EXERCISE REQUIREMENTS:
All the data should come back exactly as it was given.

DATA SUPPLIED:
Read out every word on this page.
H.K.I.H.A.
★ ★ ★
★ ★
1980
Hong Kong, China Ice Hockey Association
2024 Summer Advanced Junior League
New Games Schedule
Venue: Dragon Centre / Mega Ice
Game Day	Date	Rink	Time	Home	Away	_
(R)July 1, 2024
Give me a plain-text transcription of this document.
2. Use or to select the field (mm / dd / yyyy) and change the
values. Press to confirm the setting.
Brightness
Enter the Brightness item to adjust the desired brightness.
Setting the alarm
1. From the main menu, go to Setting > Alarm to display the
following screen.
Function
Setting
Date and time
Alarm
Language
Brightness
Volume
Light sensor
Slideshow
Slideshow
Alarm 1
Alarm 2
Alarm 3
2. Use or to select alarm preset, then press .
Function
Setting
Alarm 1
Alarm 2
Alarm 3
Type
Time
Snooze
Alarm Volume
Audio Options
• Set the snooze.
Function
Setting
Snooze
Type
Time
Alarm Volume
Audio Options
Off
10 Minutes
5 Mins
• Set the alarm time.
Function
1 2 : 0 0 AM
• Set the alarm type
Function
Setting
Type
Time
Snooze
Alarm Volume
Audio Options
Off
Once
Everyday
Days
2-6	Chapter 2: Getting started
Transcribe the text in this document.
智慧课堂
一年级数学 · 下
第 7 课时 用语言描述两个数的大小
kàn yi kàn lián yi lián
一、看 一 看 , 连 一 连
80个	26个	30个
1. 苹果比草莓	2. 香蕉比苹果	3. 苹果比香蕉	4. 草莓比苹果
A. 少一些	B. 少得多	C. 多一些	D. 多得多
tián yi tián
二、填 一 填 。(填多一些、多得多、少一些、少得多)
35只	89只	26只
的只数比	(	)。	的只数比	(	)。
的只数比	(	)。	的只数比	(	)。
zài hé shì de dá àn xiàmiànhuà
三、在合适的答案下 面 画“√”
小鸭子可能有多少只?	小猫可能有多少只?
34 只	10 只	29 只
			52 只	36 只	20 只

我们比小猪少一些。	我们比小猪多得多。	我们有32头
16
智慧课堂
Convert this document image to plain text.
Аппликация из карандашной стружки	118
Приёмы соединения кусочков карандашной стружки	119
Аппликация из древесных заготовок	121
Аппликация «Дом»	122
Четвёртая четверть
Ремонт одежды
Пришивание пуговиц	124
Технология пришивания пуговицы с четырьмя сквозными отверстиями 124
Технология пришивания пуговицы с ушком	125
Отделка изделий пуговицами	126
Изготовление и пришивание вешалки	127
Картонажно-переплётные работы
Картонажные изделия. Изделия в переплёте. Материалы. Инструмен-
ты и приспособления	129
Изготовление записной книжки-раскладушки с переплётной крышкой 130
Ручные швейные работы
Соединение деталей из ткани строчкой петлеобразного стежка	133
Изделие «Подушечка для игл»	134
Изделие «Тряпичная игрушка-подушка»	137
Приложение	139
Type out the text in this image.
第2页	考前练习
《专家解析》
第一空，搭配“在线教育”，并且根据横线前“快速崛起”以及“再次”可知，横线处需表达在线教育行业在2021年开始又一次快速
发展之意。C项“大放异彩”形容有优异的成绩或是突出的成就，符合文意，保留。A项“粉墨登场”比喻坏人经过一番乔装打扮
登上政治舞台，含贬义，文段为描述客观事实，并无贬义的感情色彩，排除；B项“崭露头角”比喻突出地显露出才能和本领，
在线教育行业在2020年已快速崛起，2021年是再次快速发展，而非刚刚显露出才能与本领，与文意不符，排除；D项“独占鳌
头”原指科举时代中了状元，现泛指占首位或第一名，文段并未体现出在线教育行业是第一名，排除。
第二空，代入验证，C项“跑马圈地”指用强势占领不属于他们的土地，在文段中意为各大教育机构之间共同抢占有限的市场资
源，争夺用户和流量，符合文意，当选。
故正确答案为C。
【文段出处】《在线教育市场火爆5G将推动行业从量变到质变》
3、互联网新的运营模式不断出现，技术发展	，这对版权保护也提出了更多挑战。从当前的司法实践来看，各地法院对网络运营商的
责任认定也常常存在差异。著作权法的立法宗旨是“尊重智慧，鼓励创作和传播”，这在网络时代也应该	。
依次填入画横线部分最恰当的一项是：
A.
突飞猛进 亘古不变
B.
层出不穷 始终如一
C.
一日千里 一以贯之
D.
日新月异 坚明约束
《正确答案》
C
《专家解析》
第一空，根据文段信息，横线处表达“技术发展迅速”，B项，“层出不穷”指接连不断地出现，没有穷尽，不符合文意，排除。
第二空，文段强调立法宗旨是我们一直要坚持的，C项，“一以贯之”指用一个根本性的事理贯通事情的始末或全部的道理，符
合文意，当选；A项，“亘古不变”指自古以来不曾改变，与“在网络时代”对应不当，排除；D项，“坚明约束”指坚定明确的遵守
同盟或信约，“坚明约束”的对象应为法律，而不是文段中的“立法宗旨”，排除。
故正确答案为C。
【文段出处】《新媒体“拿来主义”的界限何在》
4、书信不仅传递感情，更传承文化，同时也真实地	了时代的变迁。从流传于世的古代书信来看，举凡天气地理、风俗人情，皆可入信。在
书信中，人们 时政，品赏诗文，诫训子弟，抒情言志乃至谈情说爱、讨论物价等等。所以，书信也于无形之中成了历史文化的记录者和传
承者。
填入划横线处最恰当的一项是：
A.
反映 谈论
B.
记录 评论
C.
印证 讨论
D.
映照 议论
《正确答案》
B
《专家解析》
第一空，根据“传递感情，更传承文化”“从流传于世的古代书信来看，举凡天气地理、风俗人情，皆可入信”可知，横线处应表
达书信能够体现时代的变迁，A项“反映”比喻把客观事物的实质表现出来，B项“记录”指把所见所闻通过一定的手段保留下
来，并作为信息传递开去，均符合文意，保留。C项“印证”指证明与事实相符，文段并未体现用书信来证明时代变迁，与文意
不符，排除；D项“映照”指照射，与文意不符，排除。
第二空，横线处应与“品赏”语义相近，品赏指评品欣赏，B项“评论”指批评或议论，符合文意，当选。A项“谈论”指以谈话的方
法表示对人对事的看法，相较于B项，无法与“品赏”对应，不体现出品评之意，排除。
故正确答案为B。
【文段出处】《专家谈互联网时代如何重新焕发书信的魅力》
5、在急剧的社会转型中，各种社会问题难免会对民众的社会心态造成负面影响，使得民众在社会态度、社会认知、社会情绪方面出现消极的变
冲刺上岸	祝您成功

WRITTEN ANSWER:
Read out every word on this page.
H.K.I.H.A.
★ ★ ★
★ ★
1980
Hong Kong, China Ice Hockey Association
2024 Summer Advanced Junior League
New Games Schedule
Venue: Dragon Centre / Mega Ice
Game Day	Date	Rink	Time	Home	Away	_
(R)July 1, 2024
Give me a plain-text transcription of this document.
2. Use or to select the field (mm / dd / yyyy) and change the
values. Press to confirm the setting.
Brightness
Enter the Brightness item to adjust the desired brightness.
Setting the alarm
1. From the main menu, go to Setting > Alarm to display the
following screen.
Function
Setting
Date and time
Alarm
Language
Brightness
Volume
Light sensor
Slideshow
Slideshow
Alarm 1
Alarm 2
Alarm 3
2. Use or to select alarm preset, then press .
Function
Setting
Alarm 1
Alarm 2
Alarm 3
Type
Time
Snooze
Alarm Volume
Audio Options
• Set the snooze.
Function
Setting
Snooze
Type
Time
Alarm Volume
Audio Options
Off
10 Minutes
5 Mins
• Set the alarm time.
Function
1 2 : 0 0 AM
• Set the alarm type
Function
Setting
Type
Time
Snooze
Alarm Volume
Audio Options
Off
Once
Everyday
Days
2-6	Chapter 2: Getting started
Transcribe the text in this document.
智慧课堂
一年级数学 · 下
第 7 课时 用语言描述两个数的大小
kàn yi kàn lián yi lián
一、看 一 看 , 连 一 连
80个	26个	30个
1. 苹果比草莓	2. 香蕉比苹果	3. 苹果比香蕉	4. 草莓比苹果
A. 少一些	B. 少得多	C. 多一些	D. 多得多
tián yi tián
二、填 一 填 。(填多一些、多得多、少一些、少得多)
35只	89只	26只
的只数比	(	)。	的只数比	(	)。
的只数比	(	)。	的只数比	(	)。
zài hé shì de dá àn xiàmiànhuà
三、在合适的答案下 面 画“√”
小鸭子可能有多少只?	小猫可能有多少只?
34 只	10 只	29 只
			52 只	36 只	20 只

我们比小猪少一些。	我们比小猪多得多。	我们有32头
16
智慧课堂
Convert this document image to plain text.
Аппликация из карандашной стружки	118
Приёмы соединения кусочков карандашной стружки	119
Аппликация из древесных заготовок	121
Аппликация «Дом»	122
Четвёртая четверть
Ремонт одежды
Пришивание пуговиц	124
Технология пришивания пуговицы с четырьмя сквозными отверстиями 124
Технология пришивания пуговицы с ушком	125
Отделка изделий пуговицами	126
Изготовление и пришивание вешалки	127
Картонажно-переплётные работы
Картонажные изделия. Изделия в переплёте. Материалы. Инструмен-
ты и приспособления	129
Изготовление записной книжки-раскладушки с переплётной крышкой 130
Ручные швейные работы
Соединение деталей из ткани строчкой петлеобразного стежка	133
Изделие «Подушечка для игл»	134
Изделие «Тряпичная игрушка-подушка»	137
Приложение	139
Type out the text in this image.
第2页	考前练习
《专家解析》
第一空，搭配“在线教育”，并且根据横线前“快速崛起”以及“再次”可知，横线处需表达在线教育行业在2021年开始又一次快速
发展之意。C项“大放异彩”形容有优异的成绩或是突出的成就，符合文意，保留。A项“粉墨登场”比喻坏人经过一番乔装打扮
登上政治舞台，含贬义，文段为描述客观事实，并无贬义的感情色彩，排除；B项“崭露头角”比喻突出地显露出才能和本领，
在线教育行业在2020年已快速崛起，2021年是再次快速发展，而非刚刚显露出才能与本领，与文意不符，排除；D项“独占鳌
头”原指科举时代中了状元，现泛指占首位或第一名，文段并未体现出在线教育行业是第一名，排除。
第二空，代入验证，C项“跑马圈地”指用强势占领不属于他们的土地，在文段中意为各大教育机构之间共同抢占有限的市场资
源，争夺用户和流量，符合文意，当选。
故正确答案为C。
【文段出处】《在线教育市场火爆5G将推动行业从量变到质变》
3、互联网新的运营模式不断出现，技术发展	，这对版权保护也提出了更多挑战。从当前的司法实践来看，各地法院对网络运营商的
责任认定也常常存在差异。著作权法的立法宗旨是“尊重智慧，鼓励创作和传播”，这在网络时代也应该	。
依次填入画横线部分最恰当的一项是：
A.
突飞猛进 亘古不变
B.
层出不穷 始终如一
C.
一日千里 一以贯之
D.
日新月异 坚明约束
《正确答案》
C
《专家解析》
第一空，根据文段信息，横线处表达“技术发展迅速”，B项，“层出不穷”指接连不断地出现，没有穷尽，不符合文意，排除。
第二空，文段强调立法宗旨是我们一直要坚持的，C项，“一以贯之”指用一个根本性的事理贯通事情的始末或全部的道理，符
合文意，当选；A项，“亘古不变”指自古以来不曾改变，与“在网络时代”对应不当，排除；D项，“坚明约束”指坚定明确的遵守
同盟或信约，“坚明约束”的对象应为法律，而不是文段中的“立法宗旨”，排除。
故正确答案为C。
【文段出处】《新媒体“拿来主义”的界限何在》
4、书信不仅传递感情，更传承文化，同时也真实地	了时代的变迁。从流传于世的古代书信来看，举凡天气地理、风俗人情，皆可入信。在
书信中，人们 时政，品赏诗文，诫训子弟，抒情言志乃至谈情说爱、讨论物价等等。所以，书信也于无形之中成了历史文化的记录者和传
承者。
填入划横线处最恰当的一项是：
A.
反映 谈论
B.
记录 评论
C.
印证 讨论
D.
映照 议论
《正确答案》
B
《专家解析》
第一空，根据“传递感情，更传承文化”“从流传于世的古代书信来看，举凡天气地理、风俗人情，皆可入信”可知，横线处应表
达书信能够体现时代的变迁，A项“反映”比喻把客观事物的实质表现出来，B项“记录”指把所见所闻通过一定的手段保留下
来，并作为信息传递开去，均符合文意，保留。C项“印证”指证明与事实相符，文段并未体现用书信来证明时代变迁，与文意
不符，排除；D项“映照”指照射，与文意不符，排除。
第二空，横线处应与“品赏”语义相近，品赏指评品欣赏，B项“评论”指批评或议论，符合文意，当选。A项“谈论”指以谈话的方
法表示对人对事的看法，相较于B项，无法与“品赏”对应，不体现出品评之意，排除。
故正确答案为B。
【文段出处】《专家谈互联网时代如何重新焕发书信的魅力》
5、在急剧的社会转型中，各种社会问题难免会对民众的社会心态造成负面影响，使得民众在社会态度、社会认知、社会情绪方面出现消极的变
冲刺上岸	祝您成功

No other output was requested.